= What is required =
Extract the records below word for word and ignore the images.

★ ★ ★ ★ ★ ★ ★

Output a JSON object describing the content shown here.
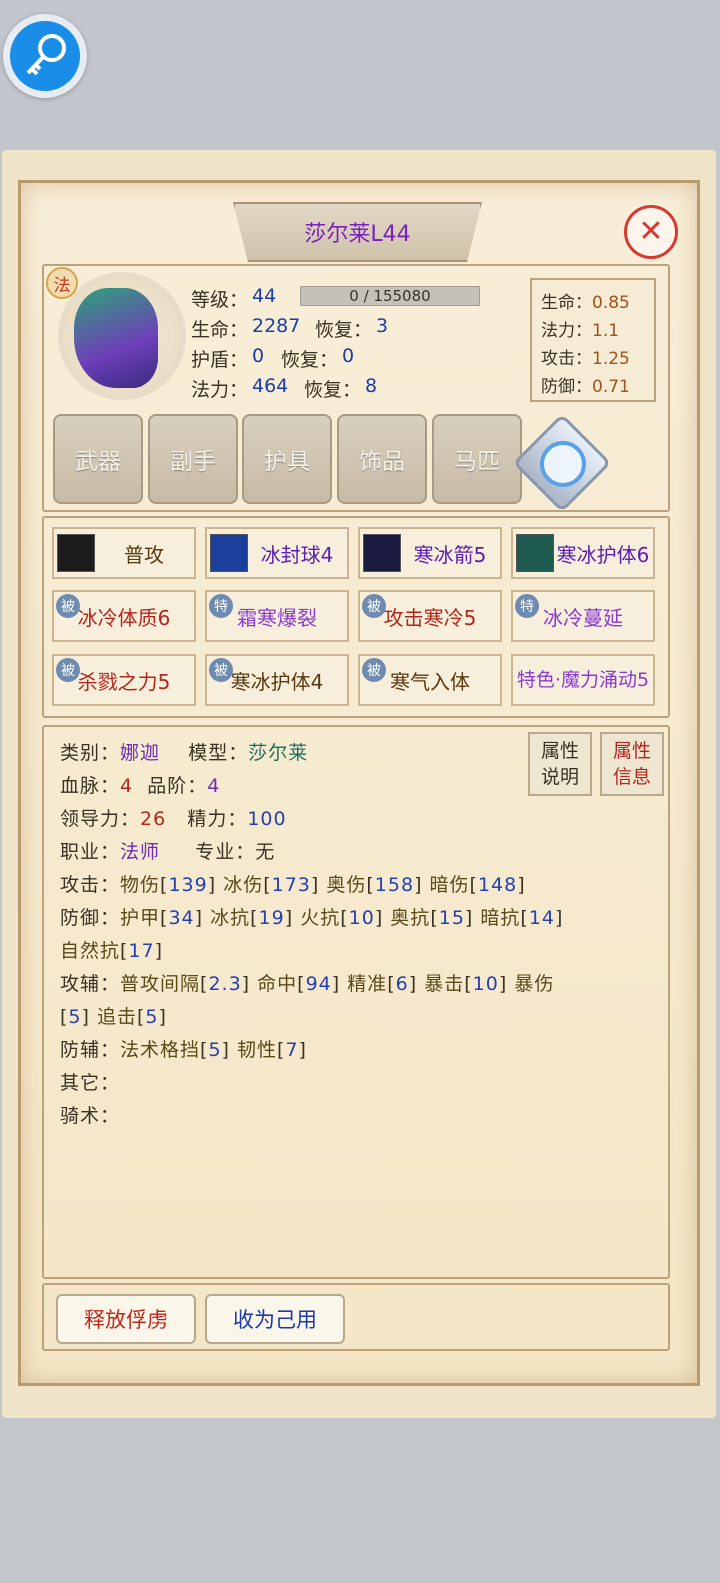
{
  "title": "莎尔莱L44",
  "class_badge": "法",
  "stats": {
    "level_label": "等级：",
    "level": "44",
    "exp": "0 / 155080",
    "hp_label": "生命：",
    "hp": "2287",
    "hp_regen_label": "恢复：",
    "hp_regen": "3",
    "shield_label": "护盾：",
    "shield": "0",
    "shield_regen_label": "恢复：",
    "shield_regen": "0",
    "mp_label": "法力：",
    "mp": "464",
    "mp_regen_label": "恢复：",
    "mp_regen": "8"
  },
  "growth": [
    {
      "label": "生命：",
      "value": "0.85"
    },
    {
      "label": "法力：",
      "value": "1.1"
    },
    {
      "label": "攻击：",
      "value": "1.25"
    },
    {
      "label": "防御：",
      "value": "0.71"
    }
  ],
  "equipment": [
    "武器",
    "副手",
    "护具",
    "饰品",
    "马匹"
  ],
  "skills": [
    {
      "label": "普攻",
      "tag": "",
      "color": "#5a3a10",
      "icon": "sword-icon"
    },
    {
      "label": "冰封球4",
      "tag": "",
      "color": "#5a1fb0",
      "icon": "ice-orb-icon"
    },
    {
      "label": "寒冰箭5",
      "tag": "",
      "color": "#5a1fb0",
      "icon": "ice-arrow-icon"
    },
    {
      "label": "寒冰护体6",
      "tag": "",
      "color": "#5a1fb0",
      "icon": "ice-armor-icon"
    },
    {
      "label": "冰冷体质6",
      "tag": "被",
      "color": "#b3261e"
    },
    {
      "label": "霜寒爆裂",
      "tag": "特",
      "color": "#8a3ad0"
    },
    {
      "label": "攻击寒冷5",
      "tag": "被",
      "color": "#b3261e"
    },
    {
      "label": "冰冷蔓延",
      "tag": "特",
      "color": "#8a3ad0"
    },
    {
      "label": "杀戮之力5",
      "tag": "被",
      "color": "#b3261e"
    },
    {
      "label": "寒冰护体4",
      "tag": "被",
      "color": "#5a3a10"
    },
    {
      "label": "寒气入体",
      "tag": "被",
      "color": "#5a3a10"
    },
    {
      "label": "特色·魔力涌动5",
      "tag": "",
      "color": "#8a3ad0"
    }
  ],
  "info": {
    "type_label": "类别：",
    "type": "娜迦",
    "model_label": "模型：",
    "model": "莎尔莱",
    "blood_label": "血脉：",
    "blood": "4",
    "grade_label": "品阶：",
    "grade": "4",
    "lead_label": "领导力：",
    "lead": "26",
    "energy_label": "精力：",
    "energy": "100",
    "job_label": "职业：",
    "job": "法师",
    "spec_label": "专业：",
    "spec": "无",
    "atk_label": "攻击：",
    "def_label": "防御：",
    "atk_aux_label": "攻辅：",
    "def_aux_label": "防辅：",
    "other_label": "其它：",
    "ride_label": "骑术："
  },
  "attack": [
    {
      "n": "物伤",
      "v": "139"
    },
    {
      "n": "冰伤",
      "v": "173"
    },
    {
      "n": "奥伤",
      "v": "158"
    },
    {
      "n": "暗伤",
      "v": "148"
    }
  ],
  "defense": [
    {
      "n": "护甲",
      "v": "34"
    },
    {
      "n": "冰抗",
      "v": "19"
    },
    {
      "n": "火抗",
      "v": "10"
    },
    {
      "n": "奥抗",
      "v": "15"
    },
    {
      "n": "暗抗",
      "v": "14"
    },
    {
      "n": "自然抗",
      "v": "17"
    }
  ],
  "attack_aux": [
    {
      "n": "普攻间隔",
      "v": "2.3"
    },
    {
      "n": "命中",
      "v": "94"
    },
    {
      "n": "精准",
      "v": "6"
    },
    {
      "n": "暴击",
      "v": "10"
    },
    {
      "n": "暴伤",
      "v": "5"
    },
    {
      "n": "追击",
      "v": "5"
    }
  ],
  "defense_aux": [
    {
      "n": "法术格挡",
      "v": "5"
    },
    {
      "n": "韧性",
      "v": "7"
    }
  ],
  "attr_buttons": [
    "属性说明",
    "属性信息"
  ],
  "actions": {
    "release": "释放俘虏",
    "recruit": "收为己用"
  }
}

★ ★ ★ ★ ★ ★ ★

= Written solution =
Output a JSON object describing the content shown here.
{
  "title": "莎尔莱L44",
  "class_badge": "法",
  "stats": {
    "level_label": "等级：",
    "level": "44",
    "exp": "0 / 155080",
    "hp_label": "生命：",
    "hp": "2287",
    "hp_regen_label": "恢复：",
    "hp_regen": "3",
    "shield_label": "护盾：",
    "shield": "0",
    "shield_regen_label": "恢复：",
    "shield_regen": "0",
    "mp_label": "法力：",
    "mp": "464",
    "mp_regen_label": "恢复：",
    "mp_regen": "8"
  },
  "growth": [
    {
      "label": "生命：",
      "value": "0.85"
    },
    {
      "label": "法力：",
      "value": "1.1"
    },
    {
      "label": "攻击：",
      "value": "1.25"
    },
    {
      "label": "防御：",
      "value": "0.71"
    }
  ],
  "equipment": [
    "武器",
    "副手",
    "护具",
    "饰品",
    "马匹"
  ],
  "skills": [
    {
      "label": "普攻",
      "tag": "",
      "color": "#5a3a10",
      "icon": "sword-icon"
    },
    {
      "label": "冰封球4",
      "tag": "",
      "color": "#5a1fb0",
      "icon": "ice-orb-icon"
    },
    {
      "label": "寒冰箭5",
      "tag": "",
      "color": "#5a1fb0",
      "icon": "ice-arrow-icon"
    },
    {
      "label": "寒冰护体6",
      "tag": "",
      "color": "#5a1fb0",
      "icon": "ice-armor-icon"
    },
    {
      "label": "冰冷体质6",
      "tag": "被",
      "color": "#b3261e"
    },
    {
      "label": "霜寒爆裂",
      "tag": "特",
      "color": "#8a3ad0"
    },
    {
      "label": "攻击寒冷5",
      "tag": "被",
      "color": "#b3261e"
    },
    {
      "label": "冰冷蔓延",
      "tag": "特",
      "color": "#8a3ad0"
    },
    {
      "label": "杀戮之力5",
      "tag": "被",
      "color": "#b3261e"
    },
    {
      "label": "寒冰护体4",
      "tag": "被",
      "color": "#5a3a10"
    },
    {
      "label": "寒气入体",
      "tag": "被",
      "color": "#5a3a10"
    },
    {
      "label": "特色·魔力涌动5",
      "tag": "",
      "color": "#8a3ad0"
    }
  ],
  "info": {
    "type_label": "类别：",
    "type": "娜迦",
    "model_label": "模型：",
    "model": "莎尔莱",
    "blood_label": "血脉：",
    "blood": "4",
    "grade_label": "品阶：",
    "grade": "4",
    "lead_label": "领导力：",
    "lead": "26",
    "energy_label": "精力：",
    "energy": "100",
    "job_label": "职业：",
    "job": "法师",
    "spec_label": "专业：",
    "spec": "无",
    "atk_label": "攻击：",
    "def_label": "防御：",
    "atk_aux_label": "攻辅：",
    "def_aux_label": "防辅：",
    "other_label": "其它：",
    "ride_label": "骑术："
  },
  "attack": [
    {
      "n": "物伤",
      "v": "139"
    },
    {
      "n": "冰伤",
      "v": "173"
    },
    {
      "n": "奥伤",
      "v": "158"
    },
    {
      "n": "暗伤",
      "v": "148"
    }
  ],
  "defense": [
    {
      "n": "护甲",
      "v": "34"
    },
    {
      "n": "冰抗",
      "v": "19"
    },
    {
      "n": "火抗",
      "v": "10"
    },
    {
      "n": "奥抗",
      "v": "15"
    },
    {
      "n": "暗抗",
      "v": "14"
    },
    {
      "n": "自然抗",
      "v": "17"
    }
  ],
  "attack_aux": [
    {
      "n": "普攻间隔",
      "v": "2.3"
    },
    {
      "n": "命中",
      "v": "94"
    },
    {
      "n": "精准",
      "v": "6"
    },
    {
      "n": "暴击",
      "v": "10"
    },
    {
      "n": "暴伤",
      "v": "5"
    },
    {
      "n": "追击",
      "v": "5"
    }
  ],
  "defense_aux": [
    {
      "n": "法术格挡",
      "v": "5"
    },
    {
      "n": "韧性",
      "v": "7"
    }
  ],
  "attr_buttons": [
    "属性说明",
    "属性信息"
  ],
  "actions": {
    "release": "释放俘虏",
    "recruit": "收为己用"
  }
}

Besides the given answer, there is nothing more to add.